[TASKS AND EXERCISES]:
[1] Summarize the book recommender documentation in two sentences.
[2] Answer these questions from the book recommender documentation:
(a) From which file does the analytics app load accumulated feedback data?
(b) Which two Streamlit caching mechanisms are named?
(c) What two things does FastAPI provide automatically, according to the technology list?
[3] Translate this sentence from the book recommender documentation into Spanish: "Its caching mechanisms (`@st.cache_resource`, `@st.cache_data`) are crucial for performance with ML models."

[TEXT SHOWN]:
--------------------------------

7.  **Analytics (`src/book_recommender/apps/analytics_app.py`)**:
    *   Loads accumulated feedback data from `data/feedback/user_feedback.jsonl` using `src/book_recommender/ml/feedback.py`.
    *   Processes and visualizes statistics using Streamlit and Plotly.

```mermaid
graph TD
    subgraph Data Flow & Processing
        raw_data[Raw Data (CSV)] --> A(scripts/prepare_goodreads_data.py);
        A --> B[books_prepared.csv];
        B --> C{src/book_recommender/data/processor.py};
        C --> D[books_cleaned.parquet];
        D --contains text--> E{src/book_recommender/ml/embedder.py};
        E --> F[book_embeddings.npy];
    end

    subgraph Application Runtime
        G(src/book_recommender/apps/main_app.py - Streamlit UI) --loads--> D & F;
        G --uses--> H(src/book_recommender/ml/recommender.py);
        G --uses--> I(src/book_recommender/ml/embedder.py);
        G --uses--> J(src/book_recommender/ml/clustering.py);
        G --uses--> K(src/book_recommender/ml/explainability.py);
        G --uses--> L(src/book_recommender/ml/feedback.py);
        
        M(src/book_recommender/api/main.py - FastAPI) --uses--> N(src/book_recommender/api/dependencies.py);
        N --loads--> D & F;
        N --uses--> H & I & J & K & L;

        O(src/book_recommender/apps/analytics_app.py - Streamlit Dashboard) --loads--> P[user_feedback.jsonl];
        P --via--> L;

        User[User] --Interacts with--> G;
        Client[External Client] --Interacts with--> M;
    end

    subgraph Utilities & Configuration
        Q[src/book_recommender/core/config.py];
        R[src/book_recommender/utils.py];
        S[src/book_recommender/core/logging_config.py];
    end

    style raw_data fill:#f9f,stroke:#333,stroke-width:2px
    style D fill:#ccf,stroke:#333,stroke-width:2px
    style F fill:#ccf,stroke:#333,stroke-width:2px
    style P fill:#fcc,stroke:#333,stroke-width:2px
```

## Technology Decisions

*   **Python 3.10+**: Modern, versatile language.
*   **Streamlit**: Chosen for rapid development of interactive web UIs with minimal frontend code. Its caching mechanisms (`@st.cache_resource`, `@st.cache_data`) are crucial for performance with ML models.
*   **FastAPI**: Selected for building a high-performance, asynchronous API with automatic Pydantic-based data validation and Swagger/OpenAPI documentation.
*   **Sentence-Transformers**: A powerful library for generating dense vector embeddings from text, suitable for semantic search.
*   **FAISS**: An efficient library for similarity search and clustering of dense vectors, essential for scaling recommendations.
*   **Pandas / NumPy**: Standard libraries for data manipulation and numerical operations.

--------------------------------

[DATA SUPPLIED]:
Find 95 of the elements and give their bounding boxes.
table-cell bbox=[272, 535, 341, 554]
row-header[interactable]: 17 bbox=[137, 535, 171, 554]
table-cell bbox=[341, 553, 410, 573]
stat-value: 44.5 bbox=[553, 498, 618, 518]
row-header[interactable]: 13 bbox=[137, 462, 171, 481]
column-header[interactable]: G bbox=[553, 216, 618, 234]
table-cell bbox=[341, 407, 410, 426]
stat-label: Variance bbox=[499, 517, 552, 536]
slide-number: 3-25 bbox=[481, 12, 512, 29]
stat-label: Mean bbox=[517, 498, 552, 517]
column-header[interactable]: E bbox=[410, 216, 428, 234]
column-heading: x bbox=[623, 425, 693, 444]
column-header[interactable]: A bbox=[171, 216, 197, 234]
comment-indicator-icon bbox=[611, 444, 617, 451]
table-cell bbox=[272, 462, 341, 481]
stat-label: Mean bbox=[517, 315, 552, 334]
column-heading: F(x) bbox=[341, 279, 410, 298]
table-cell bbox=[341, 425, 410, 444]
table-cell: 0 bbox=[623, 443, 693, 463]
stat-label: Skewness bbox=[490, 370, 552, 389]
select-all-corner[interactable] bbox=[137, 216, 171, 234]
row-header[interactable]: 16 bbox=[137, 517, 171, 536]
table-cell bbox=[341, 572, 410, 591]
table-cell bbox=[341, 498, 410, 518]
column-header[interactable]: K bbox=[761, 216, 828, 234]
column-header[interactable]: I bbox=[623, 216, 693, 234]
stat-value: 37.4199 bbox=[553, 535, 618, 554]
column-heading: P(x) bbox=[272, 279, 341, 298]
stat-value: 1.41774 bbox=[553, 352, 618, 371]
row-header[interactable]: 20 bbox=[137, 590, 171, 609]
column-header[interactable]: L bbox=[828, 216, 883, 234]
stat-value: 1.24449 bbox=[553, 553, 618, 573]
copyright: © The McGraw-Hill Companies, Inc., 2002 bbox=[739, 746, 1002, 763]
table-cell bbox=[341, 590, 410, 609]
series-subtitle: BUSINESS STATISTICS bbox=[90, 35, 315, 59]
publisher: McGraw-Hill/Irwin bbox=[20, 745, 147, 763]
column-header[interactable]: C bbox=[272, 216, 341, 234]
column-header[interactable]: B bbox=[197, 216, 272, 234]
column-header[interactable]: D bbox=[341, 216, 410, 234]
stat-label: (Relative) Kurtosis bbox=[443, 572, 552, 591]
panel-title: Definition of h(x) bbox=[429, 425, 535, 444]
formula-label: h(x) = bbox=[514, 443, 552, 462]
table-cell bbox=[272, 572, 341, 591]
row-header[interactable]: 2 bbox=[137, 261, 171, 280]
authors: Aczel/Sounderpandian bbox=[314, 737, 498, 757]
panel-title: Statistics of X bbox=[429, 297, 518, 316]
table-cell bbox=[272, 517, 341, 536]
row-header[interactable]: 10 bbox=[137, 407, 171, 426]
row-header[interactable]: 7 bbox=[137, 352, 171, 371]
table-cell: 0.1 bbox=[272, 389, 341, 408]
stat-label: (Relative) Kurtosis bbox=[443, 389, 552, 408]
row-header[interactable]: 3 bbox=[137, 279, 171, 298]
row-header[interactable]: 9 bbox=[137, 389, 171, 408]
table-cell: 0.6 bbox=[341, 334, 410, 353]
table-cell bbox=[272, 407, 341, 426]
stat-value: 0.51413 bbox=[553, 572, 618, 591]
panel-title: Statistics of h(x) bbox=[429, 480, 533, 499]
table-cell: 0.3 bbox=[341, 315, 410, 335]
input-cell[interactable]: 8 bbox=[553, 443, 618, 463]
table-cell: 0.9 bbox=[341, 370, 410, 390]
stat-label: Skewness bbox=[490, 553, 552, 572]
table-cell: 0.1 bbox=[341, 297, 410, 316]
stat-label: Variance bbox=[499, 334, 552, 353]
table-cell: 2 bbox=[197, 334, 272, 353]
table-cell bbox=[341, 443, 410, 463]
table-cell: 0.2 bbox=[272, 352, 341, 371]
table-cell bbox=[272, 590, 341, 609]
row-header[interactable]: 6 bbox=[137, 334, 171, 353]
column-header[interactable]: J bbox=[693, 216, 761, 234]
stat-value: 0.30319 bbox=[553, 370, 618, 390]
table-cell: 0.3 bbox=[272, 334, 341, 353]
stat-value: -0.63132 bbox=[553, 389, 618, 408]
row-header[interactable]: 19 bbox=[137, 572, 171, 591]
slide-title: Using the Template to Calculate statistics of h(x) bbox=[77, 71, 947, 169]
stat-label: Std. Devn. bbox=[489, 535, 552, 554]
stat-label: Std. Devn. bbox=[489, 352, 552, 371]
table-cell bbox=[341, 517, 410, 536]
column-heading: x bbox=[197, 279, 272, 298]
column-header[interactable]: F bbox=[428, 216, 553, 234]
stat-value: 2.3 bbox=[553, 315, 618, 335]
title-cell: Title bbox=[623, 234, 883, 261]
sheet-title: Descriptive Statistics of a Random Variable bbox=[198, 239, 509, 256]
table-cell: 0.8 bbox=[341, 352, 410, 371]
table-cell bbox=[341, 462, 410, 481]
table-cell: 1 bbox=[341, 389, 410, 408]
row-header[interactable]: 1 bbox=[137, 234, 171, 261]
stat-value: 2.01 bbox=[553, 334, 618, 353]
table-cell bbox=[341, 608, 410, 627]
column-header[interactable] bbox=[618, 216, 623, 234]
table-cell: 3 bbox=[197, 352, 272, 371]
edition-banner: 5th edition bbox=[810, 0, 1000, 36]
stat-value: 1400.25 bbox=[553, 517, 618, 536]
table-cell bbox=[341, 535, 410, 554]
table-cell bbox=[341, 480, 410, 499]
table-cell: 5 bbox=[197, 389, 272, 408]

--------------------------------

[RESPONSES BY TASK]:
[1] The analytics app loads accumulated feedback data from `data/feedback/user_feedback.jsonl` through `src/book_recommender/ml/feedback.py`, then processes and visualizes statistics with Streamlit and Plotly. The project's technology choices include Streamlit for rapid interactive web UIs, FastAPI for a high-performance asynchronous API, Sentence-Transformers for text embeddings, FAISS for similarity search, and Pandas and NumPy for data manipulation and numerical work.

[2]
(a) `data/feedback/user_feedback.jsonl`
(b) `@st.cache_resource` and `@st.cache_data`
(c) Pydantic-based data validation and Swagger/OpenAPI documentation

[3] Sus mecanismos de caché (`@st.cache_resource`, `@st.cache_data`) son cruciales para el rendimiento con modelos de ML.